## What you will do
Quote the whole listing word for word. Do not include the pictures.

─── Record extracts

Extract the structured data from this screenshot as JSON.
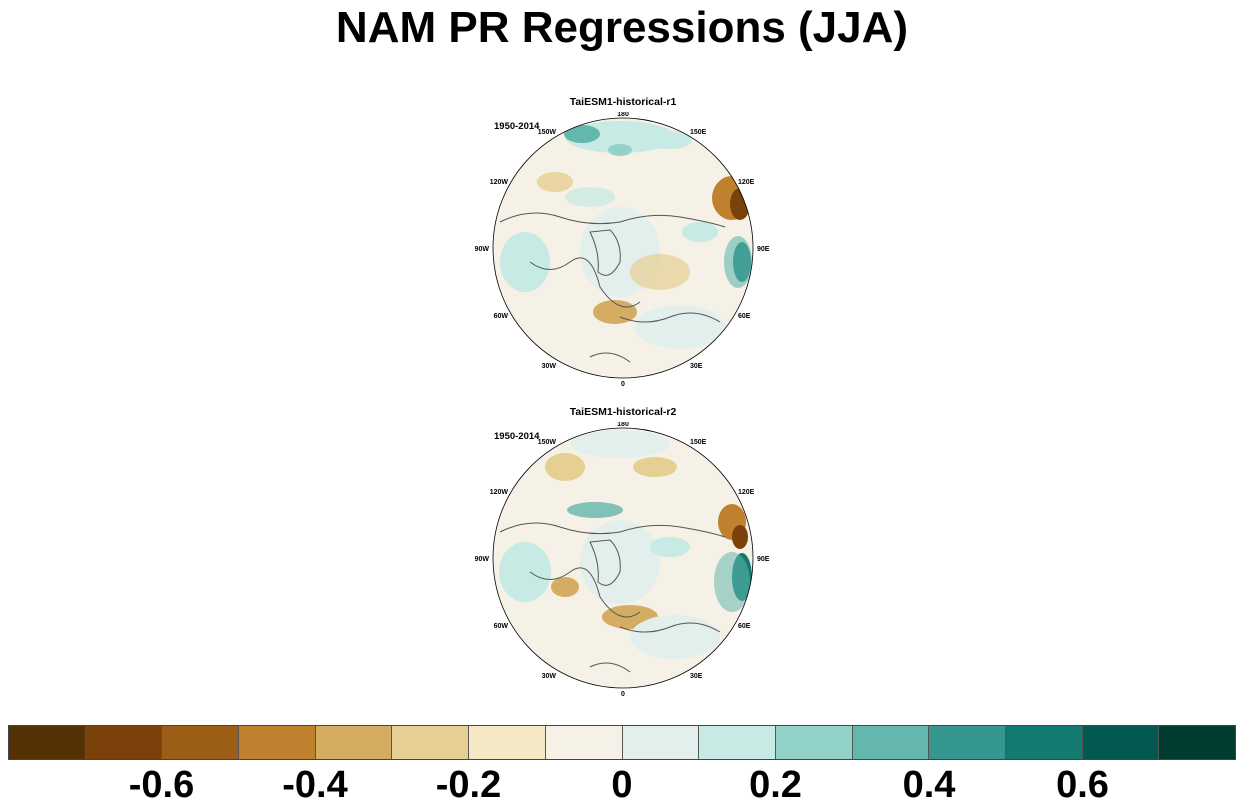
{
  "title": "NAM PR Regressions (JJA)",
  "panels": [
    {
      "name": "TaiESM1-historical-r1",
      "period": "1950-2014"
    },
    {
      "name": "TaiESM1-historical-r2",
      "period": "1950-2014"
    }
  ],
  "longitude_labels": [
    "180",
    "150E",
    "120E",
    "90E",
    "60E",
    "30E",
    "0",
    "30W",
    "60W",
    "90W",
    "120W",
    "150W"
  ],
  "colorbar": {
    "colors": [
      "#543005",
      "#7a420a",
      "#9c5d17",
      "#bf812d",
      "#d4ad62",
      "#e6cf92",
      "#f5e8c4",
      "#f5f1e6",
      "#e3efed",
      "#c7eae4",
      "#92d2c8",
      "#63b7ad",
      "#35978f",
      "#137a70",
      "#01594f",
      "#003c30"
    ],
    "labels": [
      "-0.6",
      "-0.4",
      "-0.2",
      "0",
      "0.2",
      "0.4",
      "0.6"
    ]
  }
}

──────

## Result of the task
Extract the structured data from this screenshot as JSON.
{
  "title": "NAM PR Regressions (JJA)",
  "panels": [
    {
      "name": "TaiESM1-historical-r1",
      "period": "1950-2014"
    },
    {
      "name": "TaiESM1-historical-r2",
      "period": "1950-2014"
    }
  ],
  "longitude_labels": [
    "180",
    "150E",
    "120E",
    "90E",
    "60E",
    "30E",
    "0",
    "30W",
    "60W",
    "90W",
    "120W",
    "150W"
  ],
  "colorbar": {
    "colors": [
      "#543005",
      "#7a420a",
      "#9c5d17",
      "#bf812d",
      "#d4ad62",
      "#e6cf92",
      "#f5e8c4",
      "#f5f1e6",
      "#e3efed",
      "#c7eae4",
      "#92d2c8",
      "#63b7ad",
      "#35978f",
      "#137a70",
      "#01594f",
      "#003c30"
    ],
    "labels": [
      "-0.6",
      "-0.4",
      "-0.2",
      "0",
      "0.2",
      "0.4",
      "0.6"
    ]
  }
}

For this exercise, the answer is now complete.